● **Required work**:
In the passage on song composers and Chopin, begin at the words "In all of brilliant" and stop after "the Chaussee d'Antin.". Write that part out again, switching "fairy-land" to "dreamland".

● **Selected text**:
============================================================

While the same atmosphere of thought and feeling is felt in the spiritual life of Robert Franz which colored the artistic being of Schubert and Schumann, there is a certain repose and balance all his own. We get the idea of one never carried away by his genius, or delivering passionate utterances from the Delphic tripod, but the master of all his powers, the conscious and skillful ruler of his own inspirations. If the sense of spontaneous freshness is sometimes lost, perhaps there is a gain in breadth and finish. If Schubert has unequaled melody and dramatic force, Schumann drastic and pointed intensity, Robert Franz deserves the palm for the finish and symmetry of his work.
Of the great song composers, Franz Schubert is the unquestioned master. To him the modern artistic song owes its birth, and, as in the myth of Pallas, we find birth and maturity simultaneous. It bloomed at once into perfect flower, and the wrorld will probably never see any essential advances in it. It is this form of music which appeals most widely to the human heart, to old and young, high and low, learned and ignorant. It has "the one touch of Nature which makes the whole world kin." Even the mind not attuned to sympathy with the more elaborate forms of music is soothed and delighted by it; for—
"It is old and plain; The spinsters and the knitters in the sun, And the free maids that weave their thread with bones, Do use to chant it; it is silly sooth, And dallies with the innocence of love Like the old age."
CHOPIN.
I.
Never has Paris, the Mecca of European art, genius, and culture, presented a more brilliant social spectacle than it did in 1832. Hither ward came pilgrims from all countries, poets, painters, and musicians, anxious to breathe the inspiring air of the French capital, where society laid its warmest homage at the feet of the artist. Here came, too, in dazzling crowds, the rich nobles and the beautiful women of Europe to find the pleasure, the freedom, the joyous unrestraint, with which Paris offers its banquet of sensuous and intellectual delights to the hungry epicure. Then as now the queen of the art-world, Paris absorbed and assimilated to herself the most brilliant influences in civilization.
In all of brilliant Paris there was no more charming and gifted circle than that which gathered around the young Polish pianist and composer, Chopin, then a recent arrival in the gay city. His peculiarly original genius, his weird and poetic style of playing, which transported his hearers into a mystic fairy-land of sunlight and shadow, his strangely delicate beauty, the alternating reticence and enthusiasm of his manners, made him the idol of the clever men and women, who courted the society of the shy and sensitive musician; for to them he was a fresh revelation. Dr. Franz Liszt gives the world some charming pictures of this art-coterie, which was wont often to assemble at Chopin's rooms in the Chaussee d'Antin.

============================================================

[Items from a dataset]
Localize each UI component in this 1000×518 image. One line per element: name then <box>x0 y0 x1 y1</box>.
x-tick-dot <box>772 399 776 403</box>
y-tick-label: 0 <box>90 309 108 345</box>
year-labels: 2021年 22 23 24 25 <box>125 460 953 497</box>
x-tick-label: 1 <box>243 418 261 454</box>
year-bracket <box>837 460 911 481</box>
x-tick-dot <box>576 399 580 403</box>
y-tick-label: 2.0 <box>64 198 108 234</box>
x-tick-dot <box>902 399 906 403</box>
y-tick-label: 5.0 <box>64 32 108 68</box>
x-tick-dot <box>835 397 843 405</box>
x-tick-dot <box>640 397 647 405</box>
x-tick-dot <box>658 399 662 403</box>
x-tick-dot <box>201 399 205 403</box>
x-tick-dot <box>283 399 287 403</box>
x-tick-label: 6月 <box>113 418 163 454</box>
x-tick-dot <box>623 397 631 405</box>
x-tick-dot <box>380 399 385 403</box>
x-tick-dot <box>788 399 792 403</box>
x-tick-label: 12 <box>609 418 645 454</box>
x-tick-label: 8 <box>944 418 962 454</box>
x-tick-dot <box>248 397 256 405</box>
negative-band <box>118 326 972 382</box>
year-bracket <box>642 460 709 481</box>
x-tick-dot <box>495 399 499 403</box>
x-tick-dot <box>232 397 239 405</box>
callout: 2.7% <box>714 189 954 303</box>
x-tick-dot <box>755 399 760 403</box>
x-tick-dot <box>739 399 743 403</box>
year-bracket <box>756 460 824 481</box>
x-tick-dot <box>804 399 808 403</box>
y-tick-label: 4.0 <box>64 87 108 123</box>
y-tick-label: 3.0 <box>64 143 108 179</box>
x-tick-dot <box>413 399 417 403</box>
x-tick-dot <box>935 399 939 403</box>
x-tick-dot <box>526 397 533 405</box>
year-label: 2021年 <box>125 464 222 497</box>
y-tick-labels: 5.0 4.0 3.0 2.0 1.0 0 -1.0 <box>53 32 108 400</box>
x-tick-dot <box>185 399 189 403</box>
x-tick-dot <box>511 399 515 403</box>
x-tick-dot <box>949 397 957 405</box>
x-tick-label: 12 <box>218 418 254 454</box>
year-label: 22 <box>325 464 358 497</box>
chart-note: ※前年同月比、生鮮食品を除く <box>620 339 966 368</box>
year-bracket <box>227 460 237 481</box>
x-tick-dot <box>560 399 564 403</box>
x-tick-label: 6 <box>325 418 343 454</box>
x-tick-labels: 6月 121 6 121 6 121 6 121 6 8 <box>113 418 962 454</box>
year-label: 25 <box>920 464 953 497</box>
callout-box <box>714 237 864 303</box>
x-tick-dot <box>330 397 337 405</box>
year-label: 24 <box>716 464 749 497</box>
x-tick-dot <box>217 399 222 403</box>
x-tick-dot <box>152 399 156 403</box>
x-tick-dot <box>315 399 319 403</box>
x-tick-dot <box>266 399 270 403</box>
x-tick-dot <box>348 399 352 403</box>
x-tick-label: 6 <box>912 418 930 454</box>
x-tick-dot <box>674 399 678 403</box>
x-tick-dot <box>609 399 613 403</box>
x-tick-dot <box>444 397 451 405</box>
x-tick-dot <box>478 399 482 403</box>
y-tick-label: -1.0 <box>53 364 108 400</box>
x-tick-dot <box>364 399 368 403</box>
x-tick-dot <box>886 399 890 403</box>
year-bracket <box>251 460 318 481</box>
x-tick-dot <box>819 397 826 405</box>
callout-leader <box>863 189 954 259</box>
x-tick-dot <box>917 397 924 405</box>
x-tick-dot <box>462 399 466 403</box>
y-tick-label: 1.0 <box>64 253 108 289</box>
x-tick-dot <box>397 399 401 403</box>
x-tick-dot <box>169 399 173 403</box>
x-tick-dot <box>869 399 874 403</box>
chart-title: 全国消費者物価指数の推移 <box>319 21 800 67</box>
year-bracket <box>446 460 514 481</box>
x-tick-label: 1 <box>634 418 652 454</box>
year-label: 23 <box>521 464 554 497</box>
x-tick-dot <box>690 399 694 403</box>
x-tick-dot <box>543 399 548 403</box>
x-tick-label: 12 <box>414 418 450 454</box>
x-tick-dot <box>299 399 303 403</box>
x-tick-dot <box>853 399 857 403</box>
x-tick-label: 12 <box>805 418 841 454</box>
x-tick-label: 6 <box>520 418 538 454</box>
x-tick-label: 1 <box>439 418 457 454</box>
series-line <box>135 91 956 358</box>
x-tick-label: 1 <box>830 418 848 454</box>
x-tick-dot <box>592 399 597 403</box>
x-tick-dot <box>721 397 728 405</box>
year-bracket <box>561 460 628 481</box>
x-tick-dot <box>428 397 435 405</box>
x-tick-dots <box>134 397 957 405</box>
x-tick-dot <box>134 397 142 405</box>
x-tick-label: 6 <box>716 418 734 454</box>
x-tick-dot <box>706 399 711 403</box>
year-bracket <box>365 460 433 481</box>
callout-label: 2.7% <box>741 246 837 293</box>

============================================================

● **Solved exercise**:
In all of brilliant Paris there was no more charming and gifted circle than that which gathered around the young Polish pianist and composer, Chopin, then a recent arrival in the gay city. His peculiarly original genius, his weird and poetic style of playing, which transported his hearers into a mystic dreamland of sunlight and shadow, his strangely delicate beauty, the alternating reticence and enthusiasm of his manners, made him the idol of the clever men and women, who courted the society of the shy and sensitive musician; for to them he was a fresh revelation. Dr. Franz Liszt gives the world some charming pictures of this art-coterie, which was wont often to assemble at Chopin's rooms in the Chaussee d'Antin.